Directive —
Write each line out again exactly as written.

Supplied records —
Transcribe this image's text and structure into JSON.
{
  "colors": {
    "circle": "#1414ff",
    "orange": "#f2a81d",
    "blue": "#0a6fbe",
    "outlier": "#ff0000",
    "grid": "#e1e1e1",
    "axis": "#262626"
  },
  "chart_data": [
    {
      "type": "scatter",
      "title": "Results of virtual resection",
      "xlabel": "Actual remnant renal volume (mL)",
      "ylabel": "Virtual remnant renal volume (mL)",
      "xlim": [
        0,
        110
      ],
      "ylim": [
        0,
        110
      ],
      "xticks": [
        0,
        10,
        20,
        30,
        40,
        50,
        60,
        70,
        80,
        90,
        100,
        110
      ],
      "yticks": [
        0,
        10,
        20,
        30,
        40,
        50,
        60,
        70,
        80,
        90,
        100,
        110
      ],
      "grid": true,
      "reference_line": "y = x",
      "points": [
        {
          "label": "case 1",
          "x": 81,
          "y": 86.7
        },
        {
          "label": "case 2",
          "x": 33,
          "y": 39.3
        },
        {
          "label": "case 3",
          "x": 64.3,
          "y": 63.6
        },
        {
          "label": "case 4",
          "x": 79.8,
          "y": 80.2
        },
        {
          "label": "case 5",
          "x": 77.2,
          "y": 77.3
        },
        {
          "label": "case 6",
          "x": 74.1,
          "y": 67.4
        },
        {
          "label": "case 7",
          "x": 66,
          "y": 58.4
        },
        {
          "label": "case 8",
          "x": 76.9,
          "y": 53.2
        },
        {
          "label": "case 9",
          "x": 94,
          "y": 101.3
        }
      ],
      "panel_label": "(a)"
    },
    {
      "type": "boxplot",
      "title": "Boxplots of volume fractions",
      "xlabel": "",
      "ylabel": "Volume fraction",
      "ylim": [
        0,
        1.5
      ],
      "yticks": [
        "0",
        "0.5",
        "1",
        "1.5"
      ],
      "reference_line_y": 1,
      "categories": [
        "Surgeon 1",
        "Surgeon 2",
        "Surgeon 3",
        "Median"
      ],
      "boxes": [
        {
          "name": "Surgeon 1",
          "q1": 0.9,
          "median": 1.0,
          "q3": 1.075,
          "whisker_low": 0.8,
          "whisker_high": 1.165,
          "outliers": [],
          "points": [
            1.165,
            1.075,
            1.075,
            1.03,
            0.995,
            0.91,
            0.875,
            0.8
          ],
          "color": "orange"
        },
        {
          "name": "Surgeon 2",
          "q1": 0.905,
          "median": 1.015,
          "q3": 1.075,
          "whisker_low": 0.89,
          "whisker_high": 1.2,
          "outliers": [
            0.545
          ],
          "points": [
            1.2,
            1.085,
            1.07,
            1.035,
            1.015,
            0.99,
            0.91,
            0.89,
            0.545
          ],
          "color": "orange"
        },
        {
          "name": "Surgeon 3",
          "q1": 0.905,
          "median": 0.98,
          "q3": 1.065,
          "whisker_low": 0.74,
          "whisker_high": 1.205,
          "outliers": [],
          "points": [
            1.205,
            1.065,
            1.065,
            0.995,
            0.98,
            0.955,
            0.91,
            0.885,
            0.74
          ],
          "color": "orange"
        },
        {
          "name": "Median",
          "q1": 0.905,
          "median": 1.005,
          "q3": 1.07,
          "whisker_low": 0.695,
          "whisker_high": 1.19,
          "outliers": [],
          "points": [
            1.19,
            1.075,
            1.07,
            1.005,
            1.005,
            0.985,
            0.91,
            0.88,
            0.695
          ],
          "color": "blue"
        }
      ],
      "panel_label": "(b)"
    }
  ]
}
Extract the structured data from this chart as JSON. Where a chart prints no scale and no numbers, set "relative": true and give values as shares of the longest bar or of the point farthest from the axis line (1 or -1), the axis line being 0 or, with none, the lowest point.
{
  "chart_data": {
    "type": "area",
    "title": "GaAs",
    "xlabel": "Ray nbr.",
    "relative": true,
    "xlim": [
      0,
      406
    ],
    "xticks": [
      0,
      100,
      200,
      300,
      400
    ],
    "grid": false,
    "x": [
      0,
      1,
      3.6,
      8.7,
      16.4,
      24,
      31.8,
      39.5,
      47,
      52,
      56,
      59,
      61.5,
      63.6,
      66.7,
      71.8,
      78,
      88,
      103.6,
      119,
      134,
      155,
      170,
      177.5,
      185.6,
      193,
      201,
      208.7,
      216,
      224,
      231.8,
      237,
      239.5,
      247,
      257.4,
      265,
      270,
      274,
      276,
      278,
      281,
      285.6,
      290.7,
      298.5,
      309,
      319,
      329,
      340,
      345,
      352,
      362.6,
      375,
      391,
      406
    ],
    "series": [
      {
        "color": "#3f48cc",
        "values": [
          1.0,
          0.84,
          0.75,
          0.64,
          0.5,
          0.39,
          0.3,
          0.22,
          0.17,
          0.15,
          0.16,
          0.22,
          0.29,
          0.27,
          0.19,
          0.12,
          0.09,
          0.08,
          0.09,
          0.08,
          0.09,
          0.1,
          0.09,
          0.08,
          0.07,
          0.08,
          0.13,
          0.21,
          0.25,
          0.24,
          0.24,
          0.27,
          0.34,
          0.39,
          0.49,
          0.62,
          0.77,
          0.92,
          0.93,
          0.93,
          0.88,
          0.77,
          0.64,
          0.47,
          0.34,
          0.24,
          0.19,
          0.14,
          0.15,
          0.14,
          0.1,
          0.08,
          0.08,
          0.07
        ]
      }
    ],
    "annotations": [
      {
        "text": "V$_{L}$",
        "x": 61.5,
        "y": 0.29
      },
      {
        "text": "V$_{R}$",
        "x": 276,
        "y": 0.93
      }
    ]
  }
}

Worked solution —
Transcribe this image's text and structure into JSON.
{
  "colors": {
    "circle": "#1414ff",
    "orange": "#f2a81d",
    "blue": "#0a6fbe",
    "outlier": "#ff0000",
    "grid": "#e1e1e1",
    "axis": "#262626"
  },
  "chart_data": [
    {
      "type": "scatter",
      "title": "Results of virtual resection",
      "xlabel": "Actual remnant renal volume (mL)",
      "ylabel": "Virtual remnant renal volume (mL)",
      "xlim": [
        0,
        110
      ],
      "ylim": [
        0,
        110
      ],
      "xticks": [
        0,
        10,
        20,
        30,
        40,
        50,
        60,
        70,
        80,
        90,
        100,
        110
      ],
      "yticks": [
        0,
        10,
        20,
        30,
        40,
        50,
        60,
        70,
        80,
        90,
        100,
        110
      ],
      "grid": true,
      "reference_line": "y = x",
      "points": [
        {
          "label": "case 1",
          "x": 81,
          "y": 86.7
        },
        {
          "label": "case 2",
          "x": 33,
          "y": 39.3
        },
        {
          "label": "case 3",
          "x": 64.3,
          "y": 63.6
        },
        {
          "label": "case 4",
          "x": 79.8,
          "y": 80.2
        },
        {
          "label": "case 5",
          "x": 77.2,
          "y": 77.3
        },
        {
          "label": "case 6",
          "x": 74.1,
          "y": 67.4
        },
        {
          "label": "case 7",
          "x": 66,
          "y": 58.4
        },
        {
          "label": "case 8",
          "x": 76.9,
          "y": 53.2
        },
        {
          "label": "case 9",
          "x": 94,
          "y": 101.3
        }
      ],
      "panel_label": "(a)"
    },
    {
      "type": "boxplot",
      "title": "Boxplots of volume fractions",
      "xlabel": "",
      "ylabel": "Volume fraction",
      "ylim": [
        0,
        1.5
      ],
      "yticks": [
        "0",
        "0.5",
        "1",
        "1.5"
      ],
      "reference_line_y": 1,
      "categories": [
        "Surgeon 1",
        "Surgeon 2",
        "Surgeon 3",
        "Median"
      ],
      "boxes": [
        {
          "name": "Surgeon 1",
          "q1": 0.9,
          "median": 1.0,
          "q3": 1.075,
          "whisker_low": 0.8,
          "whisker_high": 1.165,
          "outliers": [],
          "points": [
            1.165,
            1.075,
            1.075,
            1.03,
            0.995,
            0.91,
            0.875,
            0.8
          ],
          "color": "orange"
        },
        {
          "name": "Surgeon 2",
          "q1": 0.905,
          "median": 1.015,
          "q3": 1.075,
          "whisker_low": 0.89,
          "whisker_high": 1.2,
          "outliers": [
            0.545
          ],
          "points": [
            1.2,
            1.085,
            1.07,
            1.035,
            1.015,
            0.99,
            0.91,
            0.89,
            0.545
          ],
          "color": "orange"
        },
        {
          "name": "Surgeon 3",
          "q1": 0.905,
          "median": 0.98,
          "q3": 1.065,
          "whisker_low": 0.74,
          "whisker_high": 1.205,
          "outliers": [],
          "points": [
            1.205,
            1.065,
            1.065,
            0.995,
            0.98,
            0.955,
            0.91,
            0.885,
            0.74
          ],
          "color": "orange"
        },
        {
          "name": "Median",
          "q1": 0.905,
          "median": 1.005,
          "q3": 1.07,
          "whisker_low": 0.695,
          "whisker_high": 1.19,
          "outliers": [],
          "points": [
            1.19,
            1.075,
            1.07,
            1.005,
            1.005,
            0.985,
            0.91,
            0.88,
            0.695
          ],
          "color": "blue"
        }
      ],
      "panel_label": "(b)"
    }
  ]
}
Extract the structured data from this chart as JSON. Where a chart prints no scale and no numbers, set "relative": true and give values as shares of the longest bar or of the point farthest from the axis line (1 or -1), the axis line being 0 or, with none, the lowest point.
{
  "chart_data": {
    "type": "area",
    "title": "GaAs",
    "xlabel": "Ray nbr.",
    "relative": true,
    "xlim": [
      0,
      406
    ],
    "xticks": [
      0,
      100,
      200,
      300,
      400
    ],
    "grid": false,
    "x": [
      0,
      1,
      3.6,
      8.7,
      16.4,
      24,
      31.8,
      39.5,
      47,
      52,
      56,
      59,
      61.5,
      63.6,
      66.7,
      71.8,
      78,
      88,
      103.6,
      119,
      134,
      155,
      170,
      177.5,
      185.6,
      193,
      201,
      208.7,
      216,
      224,
      231.8,
      237,
      239.5,
      247,
      257.4,
      265,
      270,
      274,
      276,
      278,
      281,
      285.6,
      290.7,
      298.5,
      309,
      319,
      329,
      340,
      345,
      352,
      362.6,
      375,
      391,
      406
    ],
    "series": [
      {
        "color": "#3f48cc",
        "values": [
          1.0,
          0.84,
          0.75,
          0.64,
          0.5,
          0.39,
          0.3,
          0.22,
          0.17,
          0.15,
          0.16,
          0.22,
          0.29,
          0.27,
          0.19,
          0.12,
          0.09,
          0.08,
          0.09,
          0.08,
          0.09,
          0.1,
          0.09,
          0.08,
          0.07,
          0.08,
          0.13,
          0.21,
          0.25,
          0.24,
          0.24,
          0.27,
          0.34,
          0.39,
          0.49,
          0.62,
          0.77,
          0.92,
          0.93,
          0.93,
          0.88,
          0.77,
          0.64,
          0.47,
          0.34,
          0.24,
          0.19,
          0.14,
          0.15,
          0.14,
          0.1,
          0.08,
          0.08,
          0.07
        ]
      }
    ],
    "annotations": [
      {
        "text": "V$_{L}$",
        "x": 61.5,
        "y": 0.29
      },
      {
        "text": "V$_{R}$",
        "x": 276,
        "y": 0.93
      }
    ]
  }
}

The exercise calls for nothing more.